Records
####

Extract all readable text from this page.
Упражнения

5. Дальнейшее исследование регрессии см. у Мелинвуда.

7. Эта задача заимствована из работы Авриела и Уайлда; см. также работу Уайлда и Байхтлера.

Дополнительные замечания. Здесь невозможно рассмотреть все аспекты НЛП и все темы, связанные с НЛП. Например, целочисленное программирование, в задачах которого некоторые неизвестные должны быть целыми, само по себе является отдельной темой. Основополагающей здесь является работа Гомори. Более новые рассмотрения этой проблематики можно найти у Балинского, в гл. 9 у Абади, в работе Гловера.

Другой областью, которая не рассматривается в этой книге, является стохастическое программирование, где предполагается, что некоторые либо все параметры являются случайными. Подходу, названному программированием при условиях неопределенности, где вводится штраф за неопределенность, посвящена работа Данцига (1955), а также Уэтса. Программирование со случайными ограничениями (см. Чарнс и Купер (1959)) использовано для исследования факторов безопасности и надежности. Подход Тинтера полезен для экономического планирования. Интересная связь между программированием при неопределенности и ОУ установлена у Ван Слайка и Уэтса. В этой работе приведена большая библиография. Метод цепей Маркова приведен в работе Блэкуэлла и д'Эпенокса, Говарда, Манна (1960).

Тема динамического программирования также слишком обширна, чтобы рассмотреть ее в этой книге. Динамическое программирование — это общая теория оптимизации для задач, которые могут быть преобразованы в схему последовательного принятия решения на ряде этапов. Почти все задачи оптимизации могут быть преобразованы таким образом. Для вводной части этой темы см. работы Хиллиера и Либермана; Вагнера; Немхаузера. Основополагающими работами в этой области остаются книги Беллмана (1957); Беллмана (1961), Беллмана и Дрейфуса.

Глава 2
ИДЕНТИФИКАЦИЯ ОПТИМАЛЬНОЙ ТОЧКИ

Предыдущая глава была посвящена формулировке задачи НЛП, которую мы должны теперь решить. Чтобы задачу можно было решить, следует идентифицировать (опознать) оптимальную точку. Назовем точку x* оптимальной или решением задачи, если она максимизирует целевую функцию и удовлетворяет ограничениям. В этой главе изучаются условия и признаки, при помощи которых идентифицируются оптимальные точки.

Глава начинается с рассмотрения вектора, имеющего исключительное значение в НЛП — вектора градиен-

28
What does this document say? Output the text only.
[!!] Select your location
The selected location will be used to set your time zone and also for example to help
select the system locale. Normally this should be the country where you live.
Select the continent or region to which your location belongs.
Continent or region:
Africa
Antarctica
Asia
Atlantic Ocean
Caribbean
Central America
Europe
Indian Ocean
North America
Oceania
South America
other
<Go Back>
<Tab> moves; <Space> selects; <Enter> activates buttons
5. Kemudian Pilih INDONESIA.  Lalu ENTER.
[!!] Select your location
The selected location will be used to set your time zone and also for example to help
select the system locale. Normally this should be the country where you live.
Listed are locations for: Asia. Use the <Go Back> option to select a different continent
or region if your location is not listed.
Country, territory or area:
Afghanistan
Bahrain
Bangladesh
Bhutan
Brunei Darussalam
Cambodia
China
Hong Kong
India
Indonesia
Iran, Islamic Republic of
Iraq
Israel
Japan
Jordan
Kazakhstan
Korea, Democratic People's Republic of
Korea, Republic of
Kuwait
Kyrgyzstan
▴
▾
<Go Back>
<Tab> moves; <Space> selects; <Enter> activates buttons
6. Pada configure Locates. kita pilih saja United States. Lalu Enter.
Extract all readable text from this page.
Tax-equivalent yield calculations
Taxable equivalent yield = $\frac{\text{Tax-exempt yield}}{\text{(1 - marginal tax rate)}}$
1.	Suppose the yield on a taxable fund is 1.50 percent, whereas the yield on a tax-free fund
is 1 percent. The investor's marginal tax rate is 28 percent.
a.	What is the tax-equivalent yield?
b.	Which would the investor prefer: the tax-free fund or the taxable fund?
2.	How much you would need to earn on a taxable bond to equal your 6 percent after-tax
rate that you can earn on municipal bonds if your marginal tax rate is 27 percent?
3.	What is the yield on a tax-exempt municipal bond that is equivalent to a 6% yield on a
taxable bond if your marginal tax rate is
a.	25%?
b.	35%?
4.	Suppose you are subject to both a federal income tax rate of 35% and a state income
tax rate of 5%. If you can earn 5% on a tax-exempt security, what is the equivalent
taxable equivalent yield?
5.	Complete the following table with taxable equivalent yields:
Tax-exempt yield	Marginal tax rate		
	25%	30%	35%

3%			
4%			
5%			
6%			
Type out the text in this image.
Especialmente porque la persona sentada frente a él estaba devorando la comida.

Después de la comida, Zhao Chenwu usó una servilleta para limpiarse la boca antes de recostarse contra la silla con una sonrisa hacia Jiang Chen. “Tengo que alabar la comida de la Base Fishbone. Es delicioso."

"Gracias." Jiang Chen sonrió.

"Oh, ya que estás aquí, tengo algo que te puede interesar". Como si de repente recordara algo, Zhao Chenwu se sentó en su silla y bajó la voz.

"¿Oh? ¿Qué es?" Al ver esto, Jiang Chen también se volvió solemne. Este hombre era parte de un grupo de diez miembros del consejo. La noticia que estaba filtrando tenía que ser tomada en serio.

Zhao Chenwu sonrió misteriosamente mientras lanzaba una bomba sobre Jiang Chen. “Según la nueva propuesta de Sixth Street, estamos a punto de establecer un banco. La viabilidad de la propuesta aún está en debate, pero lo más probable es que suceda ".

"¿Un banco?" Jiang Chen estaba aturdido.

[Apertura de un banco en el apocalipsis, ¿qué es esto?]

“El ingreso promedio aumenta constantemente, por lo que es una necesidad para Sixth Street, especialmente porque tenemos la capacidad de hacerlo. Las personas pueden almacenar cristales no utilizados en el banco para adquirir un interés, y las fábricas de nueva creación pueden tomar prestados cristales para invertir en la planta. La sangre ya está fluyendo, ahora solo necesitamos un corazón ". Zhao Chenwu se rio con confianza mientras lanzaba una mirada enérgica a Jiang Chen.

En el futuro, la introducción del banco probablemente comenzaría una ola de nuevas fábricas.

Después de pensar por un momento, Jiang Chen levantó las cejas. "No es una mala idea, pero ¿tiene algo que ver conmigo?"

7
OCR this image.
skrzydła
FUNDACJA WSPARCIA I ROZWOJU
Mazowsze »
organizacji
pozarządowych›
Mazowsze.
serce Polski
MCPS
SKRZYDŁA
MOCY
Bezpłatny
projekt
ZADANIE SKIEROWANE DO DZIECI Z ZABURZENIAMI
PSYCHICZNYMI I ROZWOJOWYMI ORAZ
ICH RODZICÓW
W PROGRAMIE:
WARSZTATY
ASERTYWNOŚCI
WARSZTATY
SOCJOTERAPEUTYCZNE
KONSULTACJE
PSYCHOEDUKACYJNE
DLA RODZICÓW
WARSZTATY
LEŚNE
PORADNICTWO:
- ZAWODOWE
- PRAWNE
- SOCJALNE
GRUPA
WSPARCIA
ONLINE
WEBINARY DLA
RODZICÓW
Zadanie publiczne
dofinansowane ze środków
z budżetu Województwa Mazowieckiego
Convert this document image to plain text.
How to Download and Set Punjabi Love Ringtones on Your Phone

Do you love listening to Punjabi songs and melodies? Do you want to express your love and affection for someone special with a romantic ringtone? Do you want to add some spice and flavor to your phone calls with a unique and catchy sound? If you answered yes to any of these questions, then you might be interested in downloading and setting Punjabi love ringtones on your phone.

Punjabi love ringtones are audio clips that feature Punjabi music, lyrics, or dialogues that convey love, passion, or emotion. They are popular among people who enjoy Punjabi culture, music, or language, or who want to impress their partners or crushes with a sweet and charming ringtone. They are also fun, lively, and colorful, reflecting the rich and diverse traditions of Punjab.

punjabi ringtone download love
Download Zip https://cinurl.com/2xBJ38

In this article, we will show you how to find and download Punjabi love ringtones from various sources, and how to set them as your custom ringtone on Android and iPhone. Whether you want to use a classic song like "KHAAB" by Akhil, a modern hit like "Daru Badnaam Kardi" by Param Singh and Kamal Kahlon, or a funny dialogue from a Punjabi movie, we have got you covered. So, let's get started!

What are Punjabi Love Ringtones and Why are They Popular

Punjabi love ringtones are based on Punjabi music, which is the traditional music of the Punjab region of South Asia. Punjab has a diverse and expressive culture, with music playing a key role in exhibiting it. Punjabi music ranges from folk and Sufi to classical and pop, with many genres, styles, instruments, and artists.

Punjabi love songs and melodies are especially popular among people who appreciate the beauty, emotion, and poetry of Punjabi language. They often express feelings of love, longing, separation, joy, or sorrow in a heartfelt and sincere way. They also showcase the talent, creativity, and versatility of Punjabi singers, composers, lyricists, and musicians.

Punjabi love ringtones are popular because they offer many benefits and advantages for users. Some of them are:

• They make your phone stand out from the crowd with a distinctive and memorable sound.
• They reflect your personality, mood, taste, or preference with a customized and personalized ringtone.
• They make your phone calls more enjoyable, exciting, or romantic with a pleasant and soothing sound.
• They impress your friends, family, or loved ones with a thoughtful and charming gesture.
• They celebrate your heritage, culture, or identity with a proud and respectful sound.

####

■ What the task asks:
Read the data above. Pull out each line in which the string "document" appears.

■ The completed task:
What does this document say? Output the text only.
Convert this document image to plain text.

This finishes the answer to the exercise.